What the exercise asks.
Pick every line with "title" from the material below.

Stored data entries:
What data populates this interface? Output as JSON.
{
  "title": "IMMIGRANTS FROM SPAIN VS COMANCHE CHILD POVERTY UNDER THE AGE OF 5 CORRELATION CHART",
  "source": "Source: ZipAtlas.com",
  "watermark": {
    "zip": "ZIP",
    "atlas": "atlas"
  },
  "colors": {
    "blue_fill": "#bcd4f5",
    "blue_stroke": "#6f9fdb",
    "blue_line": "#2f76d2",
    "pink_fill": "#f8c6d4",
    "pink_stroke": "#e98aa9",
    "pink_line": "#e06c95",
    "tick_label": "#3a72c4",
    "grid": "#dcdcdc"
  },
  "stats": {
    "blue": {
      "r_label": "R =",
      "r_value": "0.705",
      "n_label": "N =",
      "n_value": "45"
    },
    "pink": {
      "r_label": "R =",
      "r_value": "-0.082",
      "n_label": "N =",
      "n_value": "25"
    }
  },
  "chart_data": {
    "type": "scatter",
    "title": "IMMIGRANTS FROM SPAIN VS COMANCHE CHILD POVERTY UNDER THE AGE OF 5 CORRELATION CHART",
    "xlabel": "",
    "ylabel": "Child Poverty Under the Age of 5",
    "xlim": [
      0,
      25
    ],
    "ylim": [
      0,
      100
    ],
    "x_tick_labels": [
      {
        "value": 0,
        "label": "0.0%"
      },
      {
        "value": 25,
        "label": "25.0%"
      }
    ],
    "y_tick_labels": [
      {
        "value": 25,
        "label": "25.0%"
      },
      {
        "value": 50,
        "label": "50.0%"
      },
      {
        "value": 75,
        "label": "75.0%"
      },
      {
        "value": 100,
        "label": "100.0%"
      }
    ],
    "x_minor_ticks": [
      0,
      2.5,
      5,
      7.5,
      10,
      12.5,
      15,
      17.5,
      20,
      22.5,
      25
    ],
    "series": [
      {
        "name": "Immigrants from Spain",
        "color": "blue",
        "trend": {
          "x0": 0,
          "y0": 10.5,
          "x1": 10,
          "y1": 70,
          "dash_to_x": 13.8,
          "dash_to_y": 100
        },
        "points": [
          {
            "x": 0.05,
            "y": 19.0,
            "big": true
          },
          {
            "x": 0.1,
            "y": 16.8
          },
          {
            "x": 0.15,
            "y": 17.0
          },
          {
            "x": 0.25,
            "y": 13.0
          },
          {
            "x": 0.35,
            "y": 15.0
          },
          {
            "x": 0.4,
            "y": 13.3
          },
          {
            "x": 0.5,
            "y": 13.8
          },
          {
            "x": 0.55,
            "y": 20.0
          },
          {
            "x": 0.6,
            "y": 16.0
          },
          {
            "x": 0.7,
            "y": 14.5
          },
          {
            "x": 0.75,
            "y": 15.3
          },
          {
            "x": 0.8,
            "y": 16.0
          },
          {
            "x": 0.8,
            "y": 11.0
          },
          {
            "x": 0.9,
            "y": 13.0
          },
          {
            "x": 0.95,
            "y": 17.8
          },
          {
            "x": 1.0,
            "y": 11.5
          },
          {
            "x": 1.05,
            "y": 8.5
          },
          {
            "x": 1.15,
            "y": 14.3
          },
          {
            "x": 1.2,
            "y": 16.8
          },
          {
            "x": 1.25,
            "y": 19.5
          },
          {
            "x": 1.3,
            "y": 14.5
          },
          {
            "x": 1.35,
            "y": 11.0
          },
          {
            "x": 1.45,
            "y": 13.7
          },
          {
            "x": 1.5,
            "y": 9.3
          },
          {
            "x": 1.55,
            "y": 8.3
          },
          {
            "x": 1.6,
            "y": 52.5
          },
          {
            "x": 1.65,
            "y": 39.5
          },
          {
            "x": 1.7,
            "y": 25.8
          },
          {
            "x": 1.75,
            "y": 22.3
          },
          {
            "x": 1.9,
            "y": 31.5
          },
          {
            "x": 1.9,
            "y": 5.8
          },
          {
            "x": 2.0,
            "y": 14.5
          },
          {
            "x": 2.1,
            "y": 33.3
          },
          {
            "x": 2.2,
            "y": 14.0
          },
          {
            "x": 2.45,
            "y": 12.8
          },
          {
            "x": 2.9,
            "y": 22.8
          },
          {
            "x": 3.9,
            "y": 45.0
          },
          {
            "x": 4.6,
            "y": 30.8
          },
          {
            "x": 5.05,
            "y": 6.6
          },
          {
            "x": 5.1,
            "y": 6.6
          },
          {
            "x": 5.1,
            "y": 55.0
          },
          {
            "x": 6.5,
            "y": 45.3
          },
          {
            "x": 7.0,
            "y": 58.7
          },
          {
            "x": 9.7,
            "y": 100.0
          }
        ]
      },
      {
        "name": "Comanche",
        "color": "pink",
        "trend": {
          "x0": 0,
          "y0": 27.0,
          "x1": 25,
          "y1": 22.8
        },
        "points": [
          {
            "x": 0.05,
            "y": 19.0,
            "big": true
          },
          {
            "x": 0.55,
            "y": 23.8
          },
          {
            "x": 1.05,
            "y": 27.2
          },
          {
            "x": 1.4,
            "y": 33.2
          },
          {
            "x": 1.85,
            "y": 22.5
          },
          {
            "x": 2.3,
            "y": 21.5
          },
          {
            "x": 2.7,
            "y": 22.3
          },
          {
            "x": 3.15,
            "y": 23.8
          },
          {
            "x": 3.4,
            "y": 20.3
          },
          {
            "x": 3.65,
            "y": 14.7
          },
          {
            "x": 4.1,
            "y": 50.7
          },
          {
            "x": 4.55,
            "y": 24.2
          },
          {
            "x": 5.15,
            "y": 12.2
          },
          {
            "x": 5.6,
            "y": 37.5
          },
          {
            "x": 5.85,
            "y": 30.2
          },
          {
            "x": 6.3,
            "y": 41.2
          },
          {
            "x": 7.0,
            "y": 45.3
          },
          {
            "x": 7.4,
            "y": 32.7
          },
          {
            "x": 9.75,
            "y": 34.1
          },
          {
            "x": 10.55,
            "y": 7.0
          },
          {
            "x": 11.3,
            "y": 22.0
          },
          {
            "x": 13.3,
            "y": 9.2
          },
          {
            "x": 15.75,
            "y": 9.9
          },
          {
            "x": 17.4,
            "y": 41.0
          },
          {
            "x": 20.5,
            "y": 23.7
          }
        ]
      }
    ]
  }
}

Exercise output.
  "title": "IMMIGRANTS FROM SPAIN VS COMANCHE CHILD POVERTY UNDER THE AGE OF 5 CORRELATION CHART",
    "title": "IMMIGRANTS FROM SPAIN VS COMANCHE CHILD POVERTY UNDER THE AGE OF 5 CORRELATION CHART",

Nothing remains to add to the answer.